> [What is being asked]:
Exclude the pictures, then copy all remaining records exactly.

> [Extracted information]:
┌────────
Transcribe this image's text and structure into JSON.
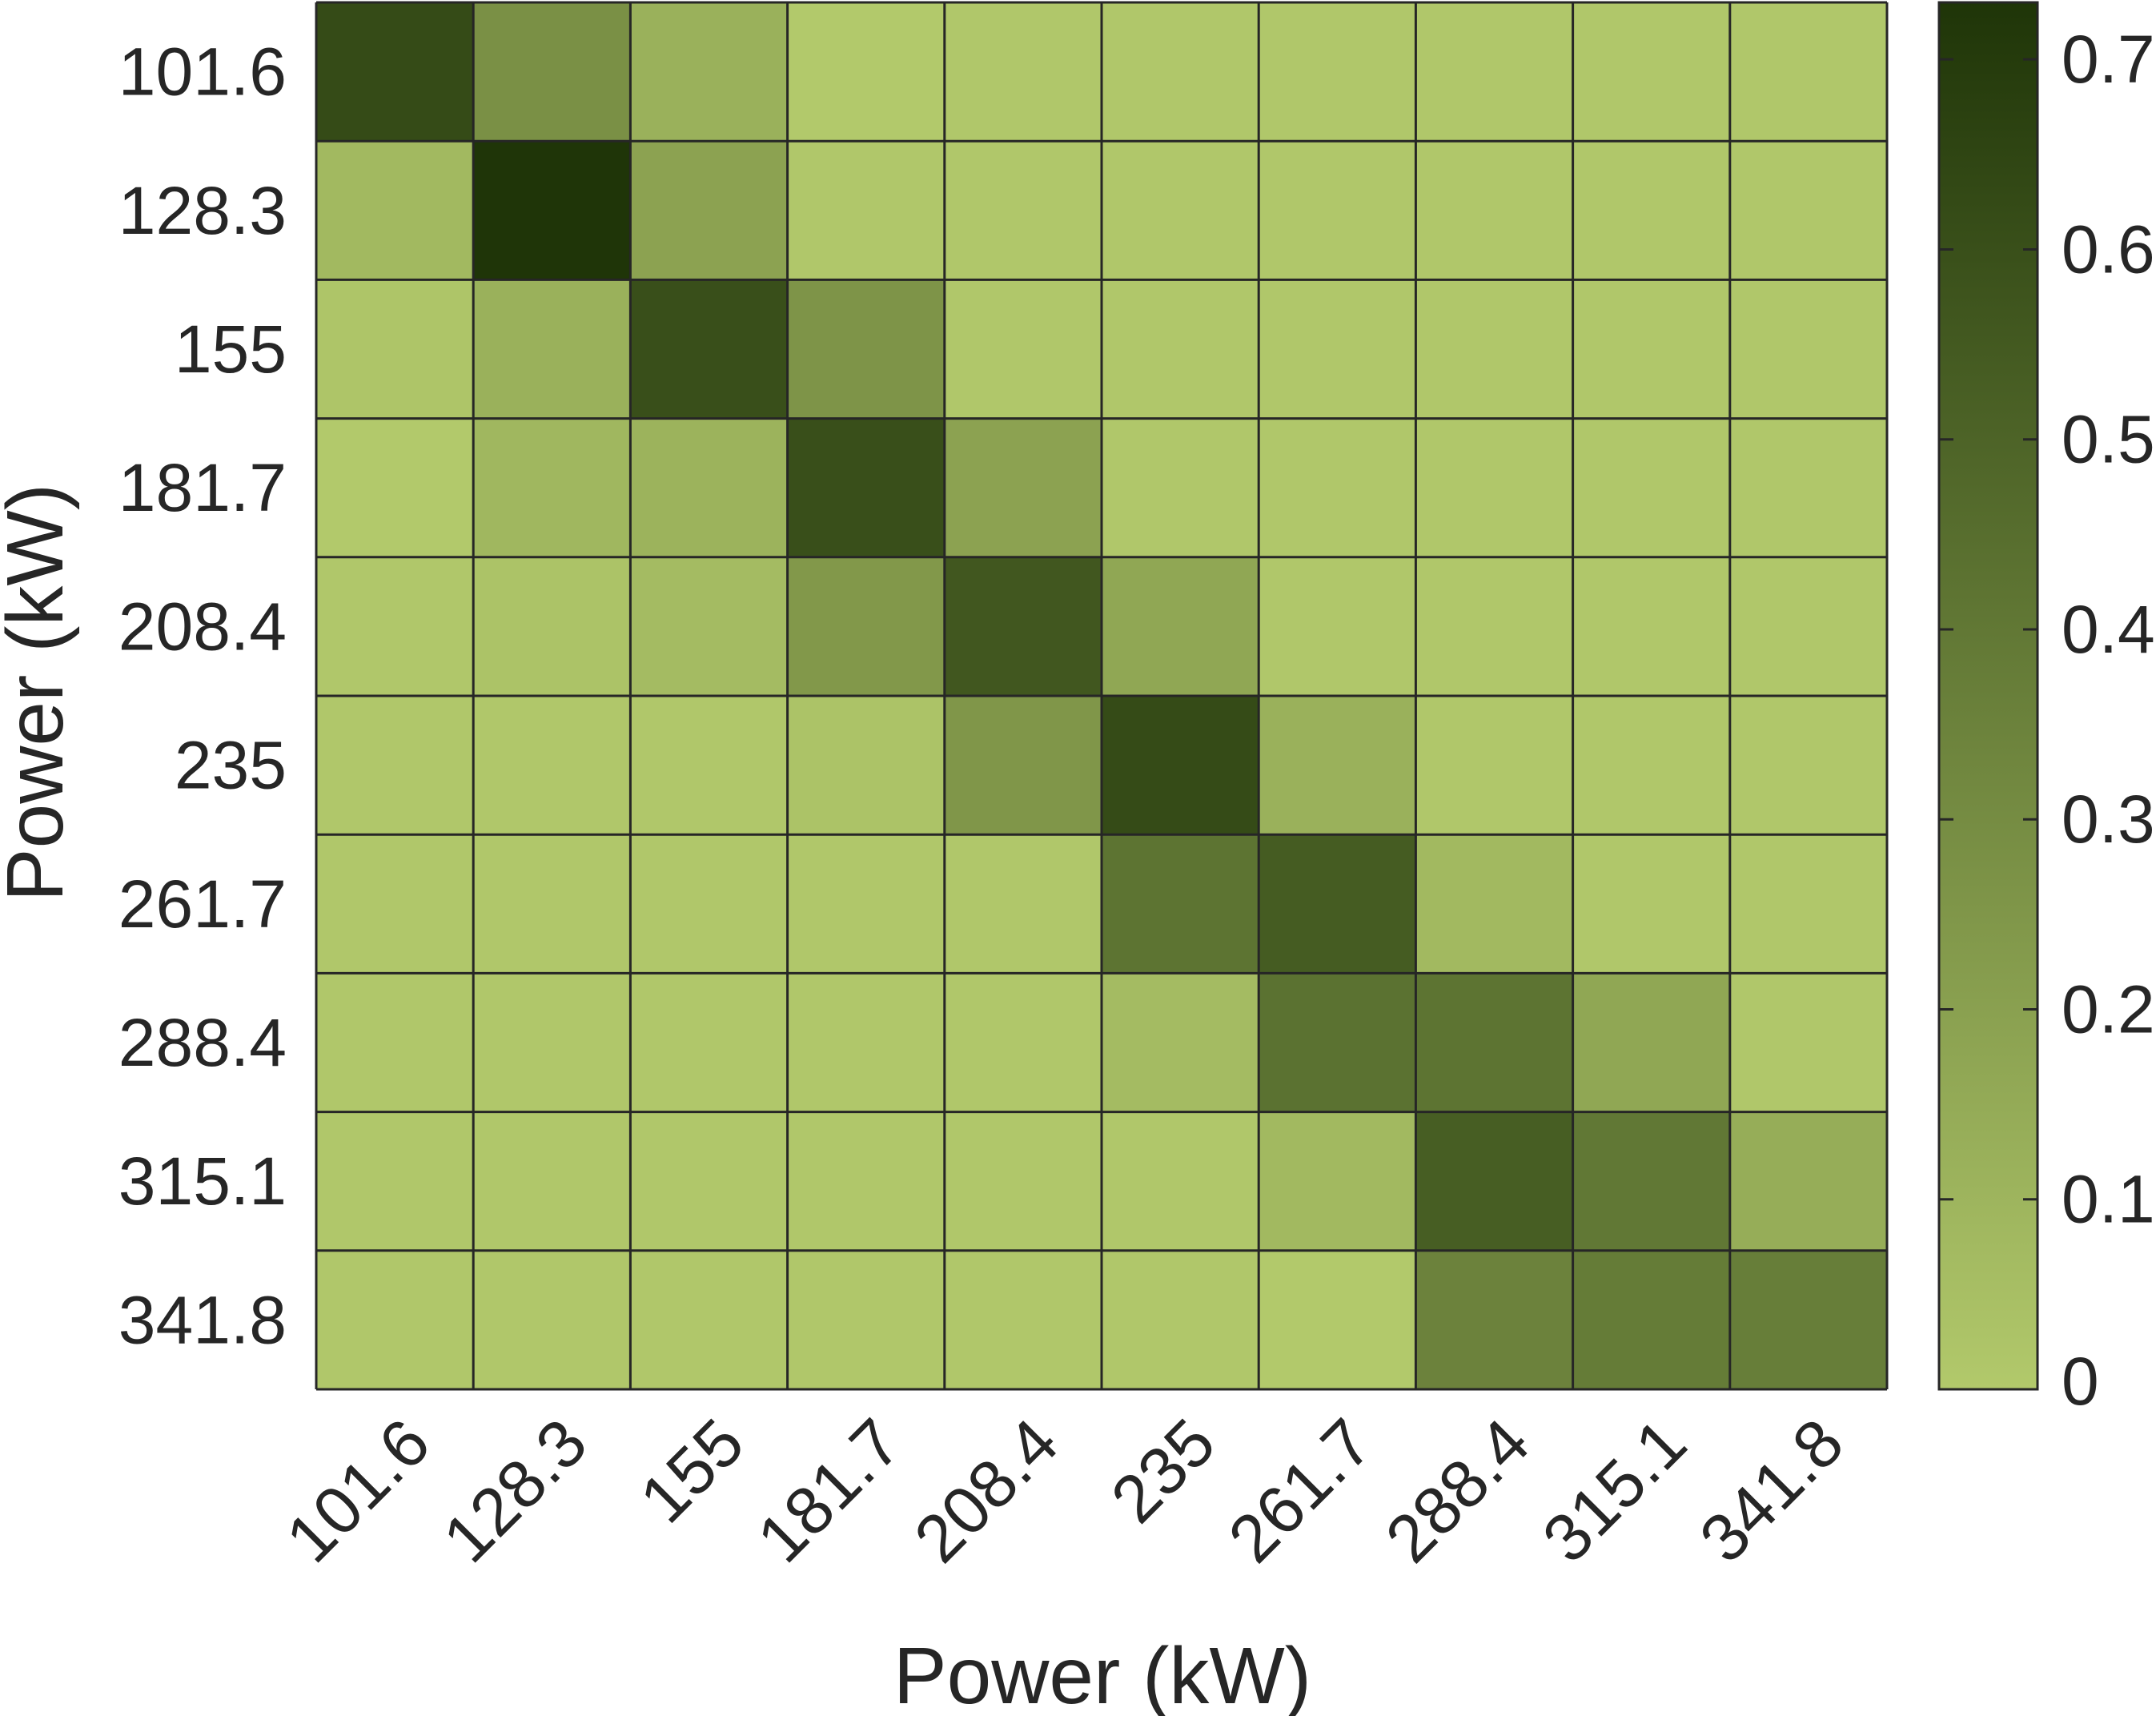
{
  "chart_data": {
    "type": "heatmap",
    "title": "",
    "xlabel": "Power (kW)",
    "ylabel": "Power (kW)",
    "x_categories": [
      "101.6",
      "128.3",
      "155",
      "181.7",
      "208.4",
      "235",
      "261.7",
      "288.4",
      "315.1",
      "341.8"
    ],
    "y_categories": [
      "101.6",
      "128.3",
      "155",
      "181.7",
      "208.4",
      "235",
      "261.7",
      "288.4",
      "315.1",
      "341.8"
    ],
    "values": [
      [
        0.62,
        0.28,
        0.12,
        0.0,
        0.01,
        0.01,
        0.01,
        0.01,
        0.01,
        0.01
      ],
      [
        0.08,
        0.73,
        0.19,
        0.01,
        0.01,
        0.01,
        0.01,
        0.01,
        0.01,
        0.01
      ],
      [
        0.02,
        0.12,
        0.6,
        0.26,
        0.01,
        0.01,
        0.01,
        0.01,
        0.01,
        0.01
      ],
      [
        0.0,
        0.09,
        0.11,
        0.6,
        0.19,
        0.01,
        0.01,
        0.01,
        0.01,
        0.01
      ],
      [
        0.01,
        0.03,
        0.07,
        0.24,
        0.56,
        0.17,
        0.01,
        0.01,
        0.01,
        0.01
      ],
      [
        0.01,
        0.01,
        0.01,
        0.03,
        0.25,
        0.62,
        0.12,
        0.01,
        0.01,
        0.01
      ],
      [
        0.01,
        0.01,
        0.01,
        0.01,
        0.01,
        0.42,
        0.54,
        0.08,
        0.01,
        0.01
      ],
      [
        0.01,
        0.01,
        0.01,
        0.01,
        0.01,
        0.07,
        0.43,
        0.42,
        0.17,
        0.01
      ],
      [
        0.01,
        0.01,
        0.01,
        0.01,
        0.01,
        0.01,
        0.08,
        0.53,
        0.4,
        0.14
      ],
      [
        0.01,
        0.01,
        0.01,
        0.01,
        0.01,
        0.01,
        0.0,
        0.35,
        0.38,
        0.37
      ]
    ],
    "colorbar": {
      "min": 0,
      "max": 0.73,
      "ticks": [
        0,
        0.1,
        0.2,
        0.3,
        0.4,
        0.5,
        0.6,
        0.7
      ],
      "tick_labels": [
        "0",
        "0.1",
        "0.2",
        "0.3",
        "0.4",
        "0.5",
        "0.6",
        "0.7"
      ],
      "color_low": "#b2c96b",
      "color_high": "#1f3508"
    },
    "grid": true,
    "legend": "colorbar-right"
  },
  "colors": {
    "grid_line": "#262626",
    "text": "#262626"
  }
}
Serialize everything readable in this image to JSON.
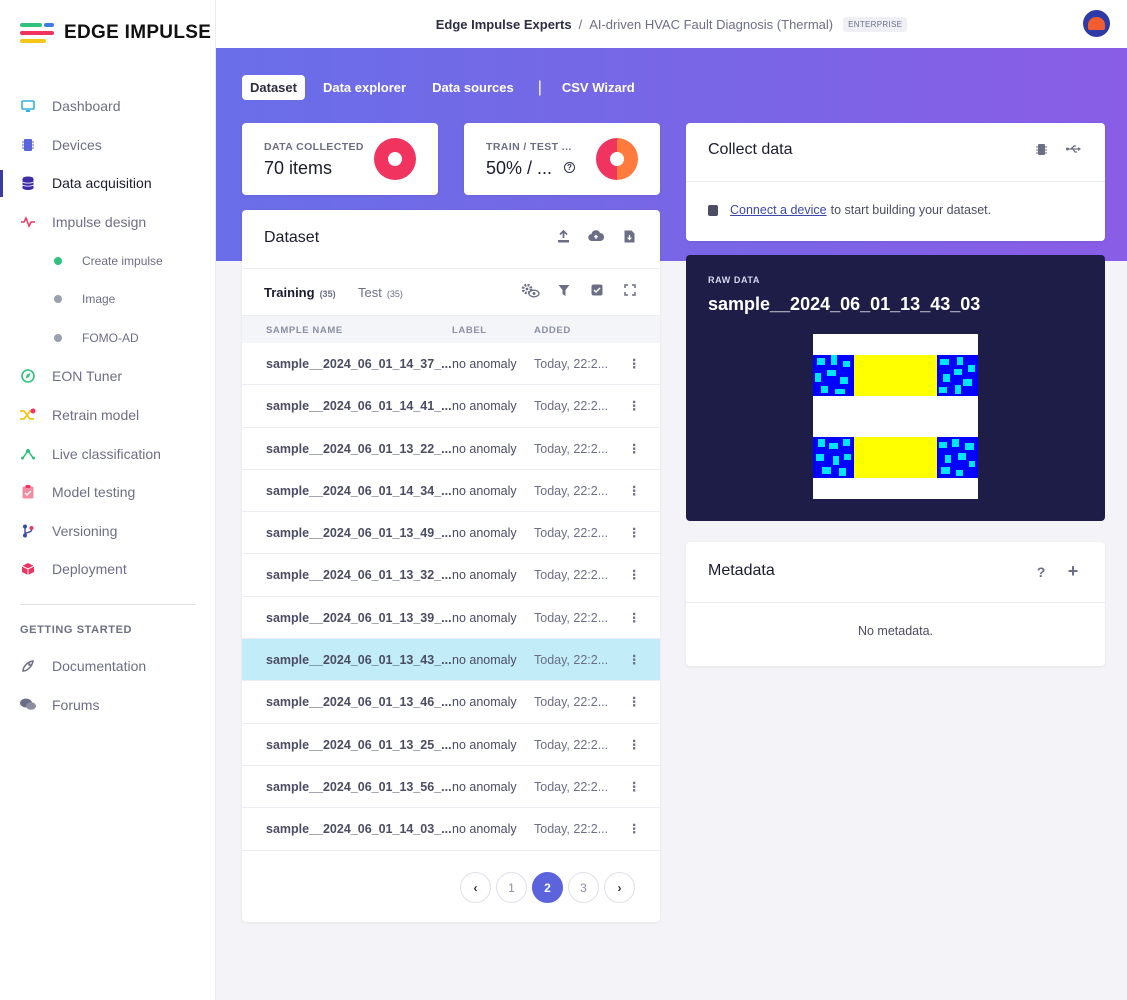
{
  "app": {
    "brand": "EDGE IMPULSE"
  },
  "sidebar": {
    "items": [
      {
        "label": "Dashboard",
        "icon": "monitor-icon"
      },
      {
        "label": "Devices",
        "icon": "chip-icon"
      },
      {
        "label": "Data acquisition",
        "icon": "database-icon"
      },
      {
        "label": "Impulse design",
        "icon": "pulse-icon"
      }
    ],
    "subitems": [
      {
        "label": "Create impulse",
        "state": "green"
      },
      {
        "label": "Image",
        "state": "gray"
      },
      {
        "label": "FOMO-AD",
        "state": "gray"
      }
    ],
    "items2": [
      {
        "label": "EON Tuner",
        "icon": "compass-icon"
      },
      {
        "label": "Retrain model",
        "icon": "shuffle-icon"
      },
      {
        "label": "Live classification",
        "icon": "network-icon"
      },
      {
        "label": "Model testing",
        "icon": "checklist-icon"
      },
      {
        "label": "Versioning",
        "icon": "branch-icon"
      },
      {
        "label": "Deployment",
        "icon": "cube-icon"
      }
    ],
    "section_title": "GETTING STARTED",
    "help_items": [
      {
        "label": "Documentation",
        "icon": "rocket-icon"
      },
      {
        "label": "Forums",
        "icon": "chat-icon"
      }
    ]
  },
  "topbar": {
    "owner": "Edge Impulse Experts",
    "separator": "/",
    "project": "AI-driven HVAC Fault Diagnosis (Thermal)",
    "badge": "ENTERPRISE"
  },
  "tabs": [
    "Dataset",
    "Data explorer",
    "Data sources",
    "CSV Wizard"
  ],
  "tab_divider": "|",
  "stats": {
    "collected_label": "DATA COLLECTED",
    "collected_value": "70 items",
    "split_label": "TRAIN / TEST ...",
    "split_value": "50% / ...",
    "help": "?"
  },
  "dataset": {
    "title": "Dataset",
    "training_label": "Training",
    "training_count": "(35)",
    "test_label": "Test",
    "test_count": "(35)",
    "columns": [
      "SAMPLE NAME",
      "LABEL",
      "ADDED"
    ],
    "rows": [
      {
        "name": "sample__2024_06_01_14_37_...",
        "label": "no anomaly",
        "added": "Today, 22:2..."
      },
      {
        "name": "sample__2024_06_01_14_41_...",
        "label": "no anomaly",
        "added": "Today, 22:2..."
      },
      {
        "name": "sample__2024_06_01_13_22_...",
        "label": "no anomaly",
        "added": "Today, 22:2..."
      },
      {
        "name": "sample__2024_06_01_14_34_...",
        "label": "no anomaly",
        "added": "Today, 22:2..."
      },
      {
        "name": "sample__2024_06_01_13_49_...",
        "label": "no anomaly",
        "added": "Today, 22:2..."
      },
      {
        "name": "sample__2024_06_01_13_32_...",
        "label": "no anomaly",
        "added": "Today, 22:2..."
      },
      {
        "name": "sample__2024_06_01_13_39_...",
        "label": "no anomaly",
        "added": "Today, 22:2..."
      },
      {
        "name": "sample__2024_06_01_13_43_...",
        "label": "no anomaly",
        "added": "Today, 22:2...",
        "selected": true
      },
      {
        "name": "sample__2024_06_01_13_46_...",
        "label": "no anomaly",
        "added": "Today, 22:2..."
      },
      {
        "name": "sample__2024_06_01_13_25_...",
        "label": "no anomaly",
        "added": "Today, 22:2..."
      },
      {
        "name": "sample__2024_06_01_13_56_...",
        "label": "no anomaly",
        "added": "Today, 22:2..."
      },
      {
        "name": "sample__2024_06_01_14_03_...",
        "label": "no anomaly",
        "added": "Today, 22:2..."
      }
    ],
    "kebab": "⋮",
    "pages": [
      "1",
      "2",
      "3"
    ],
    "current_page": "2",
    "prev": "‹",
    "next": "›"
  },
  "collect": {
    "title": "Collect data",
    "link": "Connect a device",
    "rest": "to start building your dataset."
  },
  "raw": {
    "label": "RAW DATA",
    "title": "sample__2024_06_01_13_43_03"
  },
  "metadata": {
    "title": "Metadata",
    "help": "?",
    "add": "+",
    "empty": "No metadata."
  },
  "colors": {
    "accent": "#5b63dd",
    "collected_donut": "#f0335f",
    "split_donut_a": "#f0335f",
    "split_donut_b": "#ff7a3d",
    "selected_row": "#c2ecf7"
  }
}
└────────
> [Finished exercise]:
Transcribe this image's text and structure into JSON.
{
  "chart_data": {
    "type": "heatmap",
    "title": "",
    "xlabel": "Power (kW)",
    "ylabel": "Power (kW)",
    "x_categories": [
      "101.6",
      "128.3",
      "155",
      "181.7",
      "208.4",
      "235",
      "261.7",
      "288.4",
      "315.1",
      "341.8"
    ],
    "y_categories": [
      "101.6",
      "128.3",
      "155",
      "181.7",
      "208.4",
      "235",
      "261.7",
      "288.4",
      "315.1",
      "341.8"
    ],
    "values": [
      [
        0.62,
        0.28,
        0.12,
        0.0,
        0.01,
        0.01,
        0.01,
        0.01,
        0.01,
        0.01
      ],
      [
        0.08,
        0.73,
        0.19,
        0.01,
        0.01,
        0.01,
        0.01,
        0.01,
        0.01,
        0.01
      ],
      [
        0.02,
        0.12,
        0.6,
        0.26,
        0.01,
        0.01,
        0.01,
        0.01,
        0.01,
        0.01
      ],
      [
        0.0,
        0.09,
        0.11,
        0.6,
        0.19,
        0.01,
        0.01,
        0.01,
        0.01,
        0.01
      ],
      [
        0.01,
        0.03,
        0.07,
        0.24,
        0.56,
        0.17,
        0.01,
        0.01,
        0.01,
        0.01
      ],
      [
        0.01,
        0.01,
        0.01,
        0.03,
        0.25,
        0.62,
        0.12,
        0.01,
        0.01,
        0.01
      ],
      [
        0.01,
        0.01,
        0.01,
        0.01,
        0.01,
        0.42,
        0.54,
        0.08,
        0.01,
        0.01
      ],
      [
        0.01,
        0.01,
        0.01,
        0.01,
        0.01,
        0.07,
        0.43,
        0.42,
        0.17,
        0.01
      ],
      [
        0.01,
        0.01,
        0.01,
        0.01,
        0.01,
        0.01,
        0.08,
        0.53,
        0.4,
        0.14
      ],
      [
        0.01,
        0.01,
        0.01,
        0.01,
        0.01,
        0.01,
        0.0,
        0.35,
        0.38,
        0.37
      ]
    ],
    "colorbar": {
      "min": 0,
      "max": 0.73,
      "ticks": [
        0,
        0.1,
        0.2,
        0.3,
        0.4,
        0.5,
        0.6,
        0.7
      ],
      "tick_labels": [
        "0",
        "0.1",
        "0.2",
        "0.3",
        "0.4",
        "0.5",
        "0.6",
        "0.7"
      ],
      "color_low": "#b2c96b",
      "color_high": "#1f3508"
    },
    "grid": true,
    "legend": "colorbar-right"
  },
  "colors": {
    "grid_line": "#262626",
    "text": "#262626"
  }
}
Serialize everything readable in this image to JSON.
{
  "app": {
    "brand": "EDGE IMPULSE"
  },
  "sidebar": {
    "items": [
      {
        "label": "Dashboard",
        "icon": "monitor-icon"
      },
      {
        "label": "Devices",
        "icon": "chip-icon"
      },
      {
        "label": "Data acquisition",
        "icon": "database-icon"
      },
      {
        "label": "Impulse design",
        "icon": "pulse-icon"
      }
    ],
    "subitems": [
      {
        "label": "Create impulse",
        "state": "green"
      },
      {
        "label": "Image",
        "state": "gray"
      },
      {
        "label": "FOMO-AD",
        "state": "gray"
      }
    ],
    "items2": [
      {
        "label": "EON Tuner",
        "icon": "compass-icon"
      },
      {
        "label": "Retrain model",
        "icon": "shuffle-icon"
      },
      {
        "label": "Live classification",
        "icon": "network-icon"
      },
      {
        "label": "Model testing",
        "icon": "checklist-icon"
      },
      {
        "label": "Versioning",
        "icon": "branch-icon"
      },
      {
        "label": "Deployment",
        "icon": "cube-icon"
      }
    ],
    "section_title": "GETTING STARTED",
    "help_items": [
      {
        "label": "Documentation",
        "icon": "rocket-icon"
      },
      {
        "label": "Forums",
        "icon": "chat-icon"
      }
    ]
  },
  "topbar": {
    "owner": "Edge Impulse Experts",
    "separator": "/",
    "project": "AI-driven HVAC Fault Diagnosis (Thermal)",
    "badge": "ENTERPRISE"
  },
  "tabs": [
    "Dataset",
    "Data explorer",
    "Data sources",
    "CSV Wizard"
  ],
  "tab_divider": "|",
  "stats": {
    "collected_label": "DATA COLLECTED",
    "collected_value": "70 items",
    "split_label": "TRAIN / TEST ...",
    "split_value": "50% / ...",
    "help": "?"
  },
  "dataset": {
    "title": "Dataset",
    "training_label": "Training",
    "training_count": "(35)",
    "test_label": "Test",
    "test_count": "(35)",
    "columns": [
      "SAMPLE NAME",
      "LABEL",
      "ADDED"
    ],
    "rows": [
      {
        "name": "sample__2024_06_01_14_37_...",
        "label": "no anomaly",
        "added": "Today, 22:2..."
      },
      {
        "name": "sample__2024_06_01_14_41_...",
        "label": "no anomaly",
        "added": "Today, 22:2..."
      },
      {
        "name": "sample__2024_06_01_13_22_...",
        "label": "no anomaly",
        "added": "Today, 22:2..."
      },
      {
        "name": "sample__2024_06_01_14_34_...",
        "label": "no anomaly",
        "added": "Today, 22:2..."
      },
      {
        "name": "sample__2024_06_01_13_49_...",
        "label": "no anomaly",
        "added": "Today, 22:2..."
      },
      {
        "name": "sample__2024_06_01_13_32_...",
        "label": "no anomaly",
        "added": "Today, 22:2..."
      },
      {
        "name": "sample__2024_06_01_13_39_...",
        "label": "no anomaly",
        "added": "Today, 22:2..."
      },
      {
        "name": "sample__2024_06_01_13_43_...",
        "label": "no anomaly",
        "added": "Today, 22:2...",
        "selected": true
      },
      {
        "name": "sample__2024_06_01_13_46_...",
        "label": "no anomaly",
        "added": "Today, 22:2..."
      },
      {
        "name": "sample__2024_06_01_13_25_...",
        "label": "no anomaly",
        "added": "Today, 22:2..."
      },
      {
        "name": "sample__2024_06_01_13_56_...",
        "label": "no anomaly",
        "added": "Today, 22:2..."
      },
      {
        "name": "sample__2024_06_01_14_03_...",
        "label": "no anomaly",
        "added": "Today, 22:2..."
      }
    ],
    "kebab": "⋮",
    "pages": [
      "1",
      "2",
      "3"
    ],
    "current_page": "2",
    "prev": "‹",
    "next": "›"
  },
  "collect": {
    "title": "Collect data",
    "link": "Connect a device",
    "rest": "to start building your dataset."
  },
  "raw": {
    "label": "RAW DATA",
    "title": "sample__2024_06_01_13_43_03"
  },
  "metadata": {
    "title": "Metadata",
    "help": "?",
    "add": "+",
    "empty": "No metadata."
  },
  "colors": {
    "accent": "#5b63dd",
    "collected_donut": "#f0335f",
    "split_donut_a": "#f0335f",
    "split_donut_b": "#ff7a3d",
    "selected_row": "#c2ecf7"
  }
}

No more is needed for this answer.